■ **WHAT IS REQUIRED**
Write out the whole listing again, exactly.

----

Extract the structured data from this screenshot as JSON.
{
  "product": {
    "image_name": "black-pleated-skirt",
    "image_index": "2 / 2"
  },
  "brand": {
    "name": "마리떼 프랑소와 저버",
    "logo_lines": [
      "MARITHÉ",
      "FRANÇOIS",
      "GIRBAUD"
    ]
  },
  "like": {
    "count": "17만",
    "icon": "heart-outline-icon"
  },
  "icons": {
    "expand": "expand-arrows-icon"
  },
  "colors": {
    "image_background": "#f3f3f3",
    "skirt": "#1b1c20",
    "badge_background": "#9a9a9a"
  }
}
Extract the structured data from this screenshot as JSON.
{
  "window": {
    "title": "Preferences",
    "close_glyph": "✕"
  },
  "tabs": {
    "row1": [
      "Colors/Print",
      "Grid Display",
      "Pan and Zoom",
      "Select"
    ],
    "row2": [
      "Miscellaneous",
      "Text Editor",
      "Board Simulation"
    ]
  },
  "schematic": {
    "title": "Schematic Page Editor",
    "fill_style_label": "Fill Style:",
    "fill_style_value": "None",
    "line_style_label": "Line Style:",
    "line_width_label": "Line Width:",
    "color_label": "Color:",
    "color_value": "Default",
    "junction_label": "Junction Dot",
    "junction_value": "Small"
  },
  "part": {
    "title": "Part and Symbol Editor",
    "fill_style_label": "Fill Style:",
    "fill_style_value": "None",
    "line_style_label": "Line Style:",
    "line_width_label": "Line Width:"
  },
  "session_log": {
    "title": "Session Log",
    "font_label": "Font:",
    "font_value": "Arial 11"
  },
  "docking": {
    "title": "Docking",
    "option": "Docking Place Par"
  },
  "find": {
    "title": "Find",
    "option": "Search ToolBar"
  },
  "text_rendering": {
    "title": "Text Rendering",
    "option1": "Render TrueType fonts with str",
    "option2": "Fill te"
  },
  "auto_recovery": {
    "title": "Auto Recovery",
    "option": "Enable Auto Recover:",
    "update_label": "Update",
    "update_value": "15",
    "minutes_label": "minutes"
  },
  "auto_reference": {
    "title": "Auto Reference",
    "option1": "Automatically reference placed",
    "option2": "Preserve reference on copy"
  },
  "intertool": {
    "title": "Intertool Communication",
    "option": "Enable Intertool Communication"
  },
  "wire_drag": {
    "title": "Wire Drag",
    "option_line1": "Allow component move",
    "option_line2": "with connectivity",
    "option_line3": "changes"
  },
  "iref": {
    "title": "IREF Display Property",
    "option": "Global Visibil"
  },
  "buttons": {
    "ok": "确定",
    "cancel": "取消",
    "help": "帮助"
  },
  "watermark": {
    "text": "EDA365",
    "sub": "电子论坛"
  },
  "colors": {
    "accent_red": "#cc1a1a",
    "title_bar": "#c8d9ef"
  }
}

----

■ **FULL OUTPUT**
Extract the structured data from this screenshot as JSON.
{
  "product": {
    "image_name": "black-pleated-skirt",
    "image_index": "2 / 2"
  },
  "brand": {
    "name": "마리떼 프랑소와 저버",
    "logo_lines": [
      "MARITHÉ",
      "FRANÇOIS",
      "GIRBAUD"
    ]
  },
  "like": {
    "count": "17만",
    "icon": "heart-outline-icon"
  },
  "icons": {
    "expand": "expand-arrows-icon"
  },
  "colors": {
    "image_background": "#f3f3f3",
    "skirt": "#1b1c20",
    "badge_background": "#9a9a9a"
  }
}
Extract the structured data from this screenshot as JSON.
{
  "window": {
    "title": "Preferences",
    "close_glyph": "✕"
  },
  "tabs": {
    "row1": [
      "Colors/Print",
      "Grid Display",
      "Pan and Zoom",
      "Select"
    ],
    "row2": [
      "Miscellaneous",
      "Text Editor",
      "Board Simulation"
    ]
  },
  "schematic": {
    "title": "Schematic Page Editor",
    "fill_style_label": "Fill Style:",
    "fill_style_value": "None",
    "line_style_label": "Line Style:",
    "line_width_label": "Line Width:",
    "color_label": "Color:",
    "color_value": "Default",
    "junction_label": "Junction Dot",
    "junction_value": "Small"
  },
  "part": {
    "title": "Part and Symbol Editor",
    "fill_style_label": "Fill Style:",
    "fill_style_value": "None",
    "line_style_label": "Line Style:",
    "line_width_label": "Line Width:"
  },
  "session_log": {
    "title": "Session Log",
    "font_label": "Font:",
    "font_value": "Arial 11"
  },
  "docking": {
    "title": "Docking",
    "option": "Docking Place Par"
  },
  "find": {
    "title": "Find",
    "option": "Search ToolBar"
  },
  "text_rendering": {
    "title": "Text Rendering",
    "option1": "Render TrueType fonts with str",
    "option2": "Fill te"
  },
  "auto_recovery": {
    "title": "Auto Recovery",
    "option": "Enable Auto Recover:",
    "update_label": "Update",
    "update_value": "15",
    "minutes_label": "minutes"
  },
  "auto_reference": {
    "title": "Auto Reference",
    "option1": "Automatically reference placed",
    "option2": "Preserve reference on copy"
  },
  "intertool": {
    "title": "Intertool Communication",
    "option": "Enable Intertool Communication"
  },
  "wire_drag": {
    "title": "Wire Drag",
    "option_line1": "Allow component move",
    "option_line2": "with connectivity",
    "option_line3": "changes"
  },
  "iref": {
    "title": "IREF Display Property",
    "option": "Global Visibil"
  },
  "buttons": {
    "ok": "确定",
    "cancel": "取消",
    "help": "帮助"
  },
  "watermark": {
    "text": "EDA365",
    "sub": "电子论坛"
  },
  "colors": {
    "accent_red": "#cc1a1a",
    "title_bar": "#c8d9ef"
  }
}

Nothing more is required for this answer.